• [SOURCE EXTRACT]:
Re: Understanding DatasetGraph getLock() (DatasetGraphInMem throwing a curve ball)...

Posted by "A. Soroka" <aj...@virginia.edu>.
The lock from getLock is always the same semantics for every impl-- currently MRSW, with no expectation for changing. It's a kind of "system lock" to keep the internal state of that class consistent. That's distinct from the transactional semantics of a given impl. In some cases, the semantics happen to coincide, when the actual transactional semantics are also MRSW. But sometimes they don't (actually, I think DatasetGraphInMem is the only example where they don't right now, but I am myself tinkering with another example and I am confident that we will have more). When they don't, you need to rely on the impl to manage its own transactionality, via the methods for that purpose.  I'm not actually sure we have a good non-blocking method for your use right now. We have inTransaction(), but that's not too helpful here.

But someone else can hopefully point to a technique that I am missing.


---
A. Soroka
The University of Virginia Library

> On Mar 24, 2017, at 6:51 AM, Dick Murray <da...@gmail.com> wrote:
> 
> Hi.
> 
> Is there a way to get what Transactional a DatasetGraph is using and
> specifically what Lock semantics are in force?

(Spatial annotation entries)

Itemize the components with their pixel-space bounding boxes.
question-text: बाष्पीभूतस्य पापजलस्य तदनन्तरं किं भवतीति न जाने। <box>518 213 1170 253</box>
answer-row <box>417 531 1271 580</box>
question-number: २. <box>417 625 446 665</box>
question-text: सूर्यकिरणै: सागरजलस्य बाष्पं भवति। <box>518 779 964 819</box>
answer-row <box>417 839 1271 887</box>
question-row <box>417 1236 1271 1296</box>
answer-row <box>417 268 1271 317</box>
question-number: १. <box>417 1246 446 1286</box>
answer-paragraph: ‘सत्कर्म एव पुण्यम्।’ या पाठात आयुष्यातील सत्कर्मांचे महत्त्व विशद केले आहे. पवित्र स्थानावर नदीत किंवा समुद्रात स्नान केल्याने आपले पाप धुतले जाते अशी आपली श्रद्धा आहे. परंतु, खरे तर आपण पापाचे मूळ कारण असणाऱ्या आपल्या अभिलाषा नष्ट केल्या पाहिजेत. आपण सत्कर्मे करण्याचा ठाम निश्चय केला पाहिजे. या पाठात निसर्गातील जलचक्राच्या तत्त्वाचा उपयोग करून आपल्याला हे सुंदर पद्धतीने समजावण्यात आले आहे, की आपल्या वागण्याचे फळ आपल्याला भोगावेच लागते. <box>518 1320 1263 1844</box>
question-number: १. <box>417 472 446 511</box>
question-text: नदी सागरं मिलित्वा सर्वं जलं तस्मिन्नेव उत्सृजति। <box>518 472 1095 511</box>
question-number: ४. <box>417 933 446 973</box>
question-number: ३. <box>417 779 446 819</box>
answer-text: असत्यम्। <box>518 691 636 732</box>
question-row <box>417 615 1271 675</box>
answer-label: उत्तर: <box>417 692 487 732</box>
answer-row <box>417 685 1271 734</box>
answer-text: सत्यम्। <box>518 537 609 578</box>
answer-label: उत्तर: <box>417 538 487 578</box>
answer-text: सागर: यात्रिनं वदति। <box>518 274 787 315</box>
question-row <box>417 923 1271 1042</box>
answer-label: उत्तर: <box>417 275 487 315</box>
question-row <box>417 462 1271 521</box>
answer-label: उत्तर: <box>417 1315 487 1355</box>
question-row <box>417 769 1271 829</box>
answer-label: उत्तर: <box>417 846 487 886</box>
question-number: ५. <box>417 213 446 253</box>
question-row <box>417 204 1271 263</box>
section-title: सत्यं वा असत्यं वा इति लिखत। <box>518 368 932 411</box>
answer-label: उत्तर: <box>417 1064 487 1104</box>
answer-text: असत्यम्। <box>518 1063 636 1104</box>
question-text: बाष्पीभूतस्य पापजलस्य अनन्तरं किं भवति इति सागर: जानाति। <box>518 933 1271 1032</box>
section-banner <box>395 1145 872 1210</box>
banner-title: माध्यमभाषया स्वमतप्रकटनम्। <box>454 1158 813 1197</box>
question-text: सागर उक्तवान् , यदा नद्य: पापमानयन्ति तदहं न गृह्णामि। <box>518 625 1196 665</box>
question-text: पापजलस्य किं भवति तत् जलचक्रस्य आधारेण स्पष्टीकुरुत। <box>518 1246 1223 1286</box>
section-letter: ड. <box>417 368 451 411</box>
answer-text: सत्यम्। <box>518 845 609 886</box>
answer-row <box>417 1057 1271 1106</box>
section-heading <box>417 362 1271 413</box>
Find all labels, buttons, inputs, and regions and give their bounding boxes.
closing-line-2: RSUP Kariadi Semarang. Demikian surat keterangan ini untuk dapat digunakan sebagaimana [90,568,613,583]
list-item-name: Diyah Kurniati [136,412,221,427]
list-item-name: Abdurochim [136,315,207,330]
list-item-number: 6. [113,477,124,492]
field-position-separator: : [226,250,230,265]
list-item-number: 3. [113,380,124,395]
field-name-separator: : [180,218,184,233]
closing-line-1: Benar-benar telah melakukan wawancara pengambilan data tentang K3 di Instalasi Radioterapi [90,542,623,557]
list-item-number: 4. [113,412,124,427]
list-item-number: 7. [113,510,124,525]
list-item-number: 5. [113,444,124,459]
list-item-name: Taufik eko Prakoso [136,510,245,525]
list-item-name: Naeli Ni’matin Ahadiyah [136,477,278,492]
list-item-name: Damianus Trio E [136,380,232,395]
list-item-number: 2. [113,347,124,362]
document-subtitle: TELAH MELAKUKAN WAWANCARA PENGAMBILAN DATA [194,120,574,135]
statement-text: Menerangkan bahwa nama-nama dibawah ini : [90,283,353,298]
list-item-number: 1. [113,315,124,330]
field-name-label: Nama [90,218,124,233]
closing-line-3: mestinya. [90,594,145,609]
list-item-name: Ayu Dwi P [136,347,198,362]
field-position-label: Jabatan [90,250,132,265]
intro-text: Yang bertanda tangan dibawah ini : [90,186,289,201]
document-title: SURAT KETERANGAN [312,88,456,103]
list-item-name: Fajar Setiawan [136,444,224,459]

• [COMPLETE THE FOLLOWING]:
- a) Locate every line in the listing that contains the string "separator", and copy each of those lines. Case matters.
- b) Carry on the mailing-list post about DatasetGraph locks from the point where it stops.

• [ANSWER LIST]:
- a)
field-position-separator: : [226,250,230,265]
field-name-separator: : [180,218,184,233]

- b)
> 
> As part of a distributed DatasetGraph implementation I have a
> DatasetGraphTry wrapper which adds Boolean tryBegin(ReadWrite) and as the
> name suggests it will try to lock the given DatasetGraph and return
> immediately, i.e. not block. Internally if it acquires the lock it will
> call the wrapped void begin(ReadWrite) which "should" not block. This is
> useful because I can round robin the DatasetGraph's which constitute the
> distribution without blocking. Especially useful as some of the
> DatasetGraph's are running in other JVM's.
> 
> Currently I've reverted the mapping to the DatasetGraph class (requires I
> manually check the Jena code) but I'd like to understand why and possibly
> make the code neater...
> 
> To automate the wrapping I pulled the Lock via getLock() and used the class
> to lookup the appropriate wrapper. But after digging I noticed that the
> Lock from getLock() doesn't always match the Transactional locking
> semantics.
> 
> DatasetGraphInMem getLock() returns org.apache.jena.shared.LockMRSW but
> internally its Transactional implementation is
> using org.apache.jena.shared.LockMRPlusSW which is subtly different. This
> is noticeable because getLock() isn't overridden but inherits from
> DatasetGraphBase which declares LockMRSW.
> 
> A TDB backed DatasetGraph masquerades as a;
> 
> DatasetGraphTransaction
> 
> DatasetGraphTrackActive
> 
> DatasetGraphWrapper
> 
> which wraps the DatasetGraphTDB
> 
> DatasetGraphTripleQuads
> 
> DatasetGraphBaseFind
> 
> DatasetGraphBase where the getLock() returns
> 
> 
> 
> INFO Thread[main,5,main] [class
> org.apache.jena.sparql.core.mem.DatasetGraphInMemory]
> INFO Thread[main,5,main] [class org.apache.jena.shared.LockMRSW]
> 
> INFO Thread[main,5,main] [class
> org.apache.jena.tdb.transaction.DatasetGraphTransaction]
> INFO Thread[main,5,main] [class org.apache.jena.shared.LockMRSW]
> INFO Thread[main,5,main] [class org.apache.jena.tdb.store.DatasetGraphTDB]
> INFO Thread[main,5,main] [class org.apache.jena.shared.LockMRSW]
> 
> Regards Dick.